■ Required work ■
Every record that follows must be duplicated exactly, with images left out.

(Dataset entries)

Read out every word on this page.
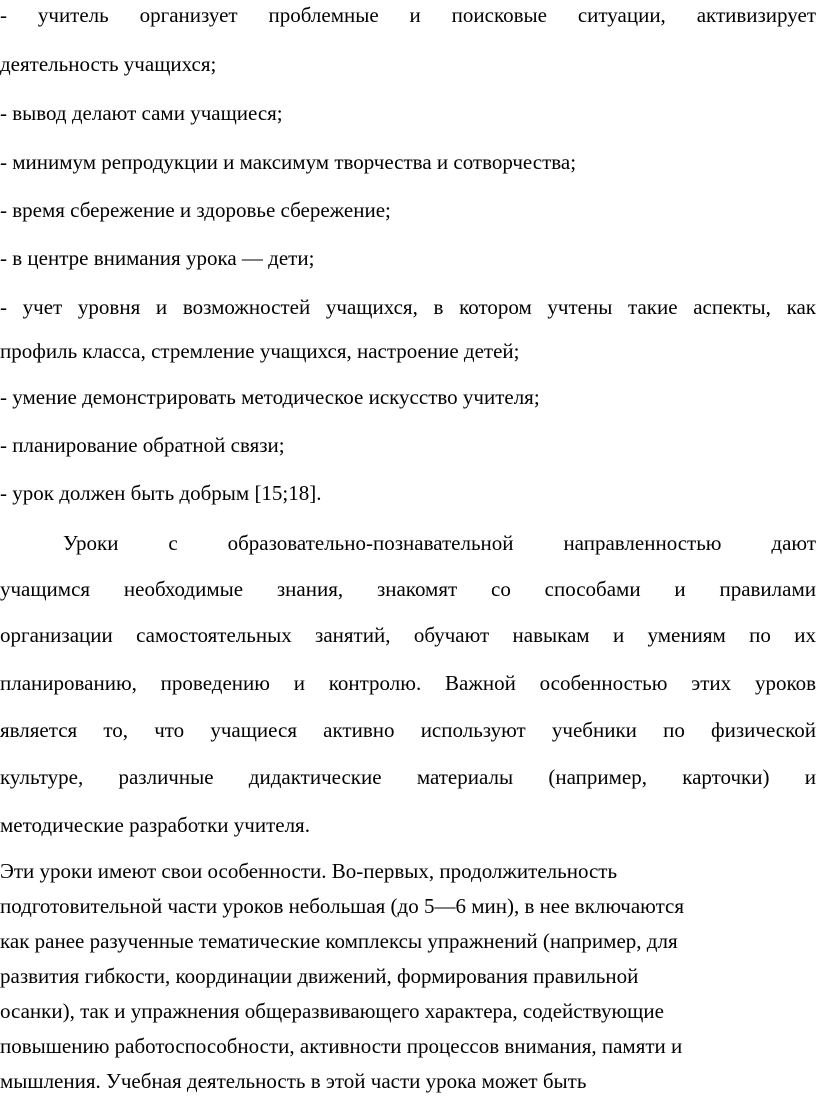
- учитель организует проблемные и поисковые ситуации, активизирует
деятельность учащихся;
- вывод делают сами учащиеся;
- минимум репродукции и максимум творчества и сотворчества;
- время сбережение и здоровье сбережение;
- в центре внимания урока — дети;
- учет уровня и возможностей учащихся, в котором учтены такие аспекты, как
профиль класса, стремление учащихся, настроение детей;
- умение демонстрировать методическое искусство учителя;
- планирование обратной связи;
- урок должен быть добрым [15;18].
Уроки с образовательно-познавательной направленностью дают
учащимся необходимые знания, знакомят со способами и правилами
организации самостоятельных занятий, обучают навыкам и умениям по их
планированию, проведению и контролю. Важной особенностью этих уроков
является то, что учащиеся активно используют учебники по физической
культуре, различные дидактические материалы (например, карточки) и
методические разработки учителя.
Эти уроки имеют свои особенности. Во-первых, продолжительность
подготовительной части уроков небольшая (до 5—6 мин), в нее включаются
как ранее разученные тематические комплексы упражнений (например, для
развития гибкости, координации движений, формирования правильной
осанки), так и упражнения общеразвивающего характера, содействующие
повышению работоспособности, активности процессов внимания, памяти и
мышления. Учебная деятельность в этой части урока может быть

■ Result of the exercise ■
Read out every word on this page.
- учитель организует проблемные и поисковые ситуации, активизирует
деятельность учащихся;
- вывод делают сами учащиеся;
- минимум репродукции и максимум творчества и сотворчества;
- время сбережение и здоровье сбережение;
- в центре внимания урока — дети;
- учет уровня и возможностей учащихся, в котором учтены такие аспекты, как
профиль класса, стремление учащихся, настроение детей;
- умение демонстрировать методическое искусство учителя;
- планирование обратной связи;
- урок должен быть добрым [15;18].
Уроки с образовательно-познавательной направленностью дают
учащимся необходимые знания, знакомят со способами и правилами
организации самостоятельных занятий, обучают навыкам и умениям по их
планированию, проведению и контролю. Важной особенностью этих уроков
является то, что учащиеся активно используют учебники по физической
культуре, различные дидактические материалы (например, карточки) и
методические разработки учителя.
Эти уроки имеют свои особенности. Во-первых, продолжительность
подготовительной части уроков небольшая (до 5—6 мин), в нее включаются
как ранее разученные тематические комплексы упражнений (например, для
развития гибкости, координации движений, формирования правильной
осанки), так и упражнения общеразвивающего характера, содействующие
повышению работоспособности, активности процессов внимания, памяти и
мышления. Учебная деятельность в этой части урока может быть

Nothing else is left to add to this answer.